» **What is needed**: All of the records below need to be copied exactly.

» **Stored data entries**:
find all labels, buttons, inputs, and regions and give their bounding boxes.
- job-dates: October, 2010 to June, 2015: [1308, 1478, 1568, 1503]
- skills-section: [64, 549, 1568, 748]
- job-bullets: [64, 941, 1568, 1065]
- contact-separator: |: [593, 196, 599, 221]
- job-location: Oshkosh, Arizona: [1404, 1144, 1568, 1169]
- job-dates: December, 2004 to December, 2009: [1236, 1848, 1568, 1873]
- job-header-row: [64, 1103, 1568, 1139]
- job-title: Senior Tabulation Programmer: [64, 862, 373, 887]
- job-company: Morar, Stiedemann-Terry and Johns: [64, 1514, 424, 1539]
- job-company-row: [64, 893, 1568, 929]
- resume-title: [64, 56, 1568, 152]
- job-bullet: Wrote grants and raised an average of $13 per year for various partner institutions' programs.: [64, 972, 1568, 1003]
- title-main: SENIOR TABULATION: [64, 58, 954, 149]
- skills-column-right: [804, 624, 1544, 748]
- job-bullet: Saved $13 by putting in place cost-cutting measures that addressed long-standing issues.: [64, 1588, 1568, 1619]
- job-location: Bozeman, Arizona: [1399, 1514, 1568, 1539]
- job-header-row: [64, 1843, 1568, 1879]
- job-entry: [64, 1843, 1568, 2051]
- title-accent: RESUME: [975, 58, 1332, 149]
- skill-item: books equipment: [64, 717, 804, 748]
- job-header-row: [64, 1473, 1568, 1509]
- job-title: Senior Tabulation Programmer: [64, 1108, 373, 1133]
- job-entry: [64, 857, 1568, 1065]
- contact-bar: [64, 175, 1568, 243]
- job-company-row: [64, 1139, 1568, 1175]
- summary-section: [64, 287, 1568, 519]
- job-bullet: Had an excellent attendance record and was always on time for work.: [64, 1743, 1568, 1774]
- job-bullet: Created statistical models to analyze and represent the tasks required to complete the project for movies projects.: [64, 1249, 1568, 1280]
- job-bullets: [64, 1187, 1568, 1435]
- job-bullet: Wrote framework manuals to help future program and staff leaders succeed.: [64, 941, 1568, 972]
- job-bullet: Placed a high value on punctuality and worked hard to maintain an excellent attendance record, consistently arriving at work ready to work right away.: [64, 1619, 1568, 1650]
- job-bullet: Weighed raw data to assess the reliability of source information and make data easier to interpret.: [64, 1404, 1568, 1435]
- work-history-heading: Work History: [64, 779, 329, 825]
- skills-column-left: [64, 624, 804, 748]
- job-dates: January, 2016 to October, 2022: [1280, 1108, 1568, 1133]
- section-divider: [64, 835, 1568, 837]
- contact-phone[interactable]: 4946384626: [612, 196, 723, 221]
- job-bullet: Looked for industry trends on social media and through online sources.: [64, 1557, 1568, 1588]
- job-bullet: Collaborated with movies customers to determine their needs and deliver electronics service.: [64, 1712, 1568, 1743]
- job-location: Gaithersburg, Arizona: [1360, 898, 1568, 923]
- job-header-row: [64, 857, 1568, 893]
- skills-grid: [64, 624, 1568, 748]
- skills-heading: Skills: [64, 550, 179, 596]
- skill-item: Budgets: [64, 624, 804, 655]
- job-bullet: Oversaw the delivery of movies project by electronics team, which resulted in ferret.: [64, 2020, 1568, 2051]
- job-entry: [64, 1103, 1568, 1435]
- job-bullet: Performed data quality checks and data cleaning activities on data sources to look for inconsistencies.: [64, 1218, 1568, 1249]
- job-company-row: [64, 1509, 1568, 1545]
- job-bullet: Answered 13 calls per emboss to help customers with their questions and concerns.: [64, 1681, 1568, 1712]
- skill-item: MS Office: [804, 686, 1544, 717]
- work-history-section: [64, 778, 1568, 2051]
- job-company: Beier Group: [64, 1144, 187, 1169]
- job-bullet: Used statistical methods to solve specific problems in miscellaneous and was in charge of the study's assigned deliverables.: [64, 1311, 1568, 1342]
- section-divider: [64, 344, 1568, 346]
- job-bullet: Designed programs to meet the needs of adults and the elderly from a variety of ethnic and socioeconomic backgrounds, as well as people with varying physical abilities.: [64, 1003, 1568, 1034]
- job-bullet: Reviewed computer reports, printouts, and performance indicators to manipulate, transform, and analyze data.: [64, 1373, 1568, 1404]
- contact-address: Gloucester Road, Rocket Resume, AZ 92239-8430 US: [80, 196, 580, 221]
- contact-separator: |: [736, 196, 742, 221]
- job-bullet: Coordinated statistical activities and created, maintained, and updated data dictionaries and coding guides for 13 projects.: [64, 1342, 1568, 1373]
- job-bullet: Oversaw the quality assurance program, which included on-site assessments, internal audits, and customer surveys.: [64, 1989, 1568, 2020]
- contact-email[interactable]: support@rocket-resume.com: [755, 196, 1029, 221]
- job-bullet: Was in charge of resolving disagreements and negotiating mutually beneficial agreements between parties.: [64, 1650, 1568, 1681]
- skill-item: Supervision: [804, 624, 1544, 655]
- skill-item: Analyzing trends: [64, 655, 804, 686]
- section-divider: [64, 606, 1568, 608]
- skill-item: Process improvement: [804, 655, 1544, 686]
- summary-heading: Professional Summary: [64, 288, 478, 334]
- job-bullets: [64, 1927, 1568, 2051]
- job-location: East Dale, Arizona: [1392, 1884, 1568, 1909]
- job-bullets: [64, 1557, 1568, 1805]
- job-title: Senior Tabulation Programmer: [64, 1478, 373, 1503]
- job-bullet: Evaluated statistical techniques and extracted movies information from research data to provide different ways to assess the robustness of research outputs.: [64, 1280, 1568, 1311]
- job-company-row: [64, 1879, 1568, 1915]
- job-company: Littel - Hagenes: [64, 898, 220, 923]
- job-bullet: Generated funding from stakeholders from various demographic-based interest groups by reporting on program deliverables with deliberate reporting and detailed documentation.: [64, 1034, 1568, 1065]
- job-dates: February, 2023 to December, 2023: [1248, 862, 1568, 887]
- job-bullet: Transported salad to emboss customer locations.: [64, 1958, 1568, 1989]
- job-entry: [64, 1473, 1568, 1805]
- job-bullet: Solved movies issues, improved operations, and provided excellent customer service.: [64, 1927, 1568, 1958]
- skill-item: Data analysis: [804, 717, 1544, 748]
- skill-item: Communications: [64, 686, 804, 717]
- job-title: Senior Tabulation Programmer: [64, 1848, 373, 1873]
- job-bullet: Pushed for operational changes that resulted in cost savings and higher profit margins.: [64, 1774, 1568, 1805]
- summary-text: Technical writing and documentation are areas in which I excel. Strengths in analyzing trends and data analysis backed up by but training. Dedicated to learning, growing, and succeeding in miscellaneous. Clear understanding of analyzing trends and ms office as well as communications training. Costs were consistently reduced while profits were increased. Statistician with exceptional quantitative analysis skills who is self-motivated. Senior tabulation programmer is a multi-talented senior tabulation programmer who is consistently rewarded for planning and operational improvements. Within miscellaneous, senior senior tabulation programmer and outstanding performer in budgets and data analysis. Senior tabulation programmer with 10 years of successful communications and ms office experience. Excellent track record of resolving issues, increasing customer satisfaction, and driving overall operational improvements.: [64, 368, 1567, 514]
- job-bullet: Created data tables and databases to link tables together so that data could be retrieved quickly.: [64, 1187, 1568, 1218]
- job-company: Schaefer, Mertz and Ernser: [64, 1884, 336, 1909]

» **Solution to this problem**:
find all labels, buttons, inputs, and regions and give their bounding boxes.
- job-dates: October, 2010 to June, 2015: [1308, 1478, 1568, 1503]
- skills-section: [64, 549, 1568, 748]
- job-bullets: [64, 941, 1568, 1065]
- contact-separator: |: [593, 196, 599, 221]
- job-location: Oshkosh, Arizona: [1404, 1144, 1568, 1169]
- job-dates: December, 2004 to December, 2009: [1236, 1848, 1568, 1873]
- job-header-row: [64, 1103, 1568, 1139]
- job-title: Senior Tabulation Programmer: [64, 862, 373, 887]
- job-company: Morar, Stiedemann-Terry and Johns: [64, 1514, 424, 1539]
- job-company-row: [64, 893, 1568, 929]
- resume-title: [64, 56, 1568, 152]
- job-bullet: Wrote grants and raised an average of $13 per year for various partner institutions' programs.: [64, 972, 1568, 1003]
- title-main: SENIOR TABULATION: [64, 58, 954, 149]
- skills-column-right: [804, 624, 1544, 748]
- job-bullet: Saved $13 by putting in place cost-cutting measures that addressed long-standing issues.: [64, 1588, 1568, 1619]
- job-location: Bozeman, Arizona: [1399, 1514, 1568, 1539]
- job-header-row: [64, 1843, 1568, 1879]
- job-entry: [64, 1843, 1568, 2051]
- title-accent: RESUME: [975, 58, 1332, 149]
- skill-item: books equipment: [64, 717, 804, 748]
- job-header-row: [64, 1473, 1568, 1509]
- job-title: Senior Tabulation Programmer: [64, 1108, 373, 1133]
- job-entry: [64, 857, 1568, 1065]
- contact-bar: [64, 175, 1568, 243]
- job-company-row: [64, 1139, 1568, 1175]
- summary-section: [64, 287, 1568, 519]
- job-bullet: Had an excellent attendance record and was always on time for work.: [64, 1743, 1568, 1774]
- job-bullet: Created statistical models to analyze and represent the tasks required to complete the project for movies projects.: [64, 1249, 1568, 1280]
- job-bullets: [64, 1187, 1568, 1435]
- job-bullet: Wrote framework manuals to help future program and staff leaders succeed.: [64, 941, 1568, 972]
- job-bullet: Placed a high value on punctuality and worked hard to maintain an excellent attendance record, consistently arriving at work ready to work right away.: [64, 1619, 1568, 1650]
- job-bullet: Weighed raw data to assess the reliability of source information and make data easier to interpret.: [64, 1404, 1568, 1435]
- work-history-heading: Work History: [64, 779, 329, 825]
- skills-column-left: [64, 624, 804, 748]
- job-dates: January, 2016 to October, 2022: [1280, 1108, 1568, 1133]
- section-divider: [64, 835, 1568, 837]
- contact-phone[interactable]: 4946384626: [612, 196, 723, 221]
- job-bullet: Looked for industry trends on social media and through online sources.: [64, 1557, 1568, 1588]
- job-bullet: Collaborated with movies customers to determine their needs and deliver electronics service.: [64, 1712, 1568, 1743]
- job-location: Gaithersburg, Arizona: [1360, 898, 1568, 923]
- job-header-row: [64, 857, 1568, 893]
- skills-grid: [64, 624, 1568, 748]
- skills-heading: Skills: [64, 550, 179, 596]
- skill-item: Budgets: [64, 624, 804, 655]
- job-bullet: Oversaw the delivery of movies project by electronics team, which resulted in ferret.: [64, 2020, 1568, 2051]
- job-entry: [64, 1103, 1568, 1435]
- job-bullet: Performed data quality checks and data cleaning activities on data sources to look for inconsistencies.: [64, 1218, 1568, 1249]
- job-company-row: [64, 1509, 1568, 1545]
- job-bullet: Answered 13 calls per emboss to help customers with their questions and concerns.: [64, 1681, 1568, 1712]
- skill-item: MS Office: [804, 686, 1544, 717]
- work-history-section: [64, 778, 1568, 2051]
- job-company: Beier Group: [64, 1144, 187, 1169]
- job-bullet: Used statistical methods to solve specific problems in miscellaneous and was in charge of the study's assigned deliverables.: [64, 1311, 1568, 1342]
- section-divider: [64, 344, 1568, 346]
- job-bullet: Designed programs to meet the needs of adults and the elderly from a variety of ethnic and socioeconomic backgrounds, as well as people with varying physical abilities.: [64, 1003, 1568, 1034]
- job-bullet: Reviewed computer reports, printouts, and performance indicators to manipulate, transform, and analyze data.: [64, 1373, 1568, 1404]
- contact-address: Gloucester Road, Rocket Resume, AZ 92239-8430 US: [80, 196, 580, 221]
- contact-separator: |: [736, 196, 742, 221]
- job-bullet: Coordinated statistical activities and created, maintained, and updated data dictionaries and coding guides for 13 projects.: [64, 1342, 1568, 1373]
- job-bullet: Oversaw the quality assurance program, which included on-site assessments, internal audits, and customer surveys.: [64, 1989, 1568, 2020]
- contact-email[interactable]: support@rocket-resume.com: [755, 196, 1029, 221]
- job-bullet: Was in charge of resolving disagreements and negotiating mutually beneficial agreements between parties.: [64, 1650, 1568, 1681]
- skill-item: Supervision: [804, 624, 1544, 655]
- skill-item: Analyzing trends: [64, 655, 804, 686]
- section-divider: [64, 606, 1568, 608]
- skill-item: Process improvement: [804, 655, 1544, 686]
- summary-heading: Professional Summary: [64, 288, 478, 334]
- job-bullets: [64, 1927, 1568, 2051]
- job-location: East Dale, Arizona: [1392, 1884, 1568, 1909]
- job-bullets: [64, 1557, 1568, 1805]
- job-title: Senior Tabulation Programmer: [64, 1478, 373, 1503]
- job-bullet: Evaluated statistical techniques and extracted movies information from research data to provide different ways to assess the robustness of research outputs.: [64, 1280, 1568, 1311]
- job-company-row: [64, 1879, 1568, 1915]
- job-company: Littel - Hagenes: [64, 898, 220, 923]
- job-bullet: Generated funding from stakeholders from various demographic-based interest groups by reporting on program deliverables with deliberate reporting and detailed documentation.: [64, 1034, 1568, 1065]
- job-dates: February, 2023 to December, 2023: [1248, 862, 1568, 887]
- job-bullet: Transported salad to emboss customer locations.: [64, 1958, 1568, 1989]
- job-entry: [64, 1473, 1568, 1805]
- job-bullet: Solved movies issues, improved operations, and provided excellent customer service.: [64, 1927, 1568, 1958]
- skill-item: Data analysis: [804, 717, 1544, 748]
- skill-item: Communications: [64, 686, 804, 717]
- job-title: Senior Tabulation Programmer: [64, 1848, 373, 1873]
- job-bullet: Pushed for operational changes that resulted in cost savings and higher profit margins.: [64, 1774, 1568, 1805]
- summary-text: Technical writing and documentation are areas in which I excel. Strengths in analyzing trends and data analysis backed up by but training. Dedicated to learning, growing, and succeeding in miscellaneous. Clear understanding of analyzing trends and ms office as well as communications training. Costs were consistently reduced while profits were increased. Statistician with exceptional quantitative analysis skills who is self-motivated. Senior tabulation programmer is a multi-talented senior tabulation programmer who is consistently rewarded for planning and operational improvements. Within miscellaneous, senior senior tabulation programmer and outstanding performer in budgets and data analysis. Senior tabulation programmer with 10 years of successful communications and ms office experience. Excellent track record of resolving issues, increasing customer satisfaction, and driving overall operational improvements.: [64, 368, 1567, 514]
- job-bullet: Created data tables and databases to link tables together so that data could be retrieved quickly.: [64, 1187, 1568, 1218]
- job-company: Schaefer, Mertz and Ernser: [64, 1884, 336, 1909]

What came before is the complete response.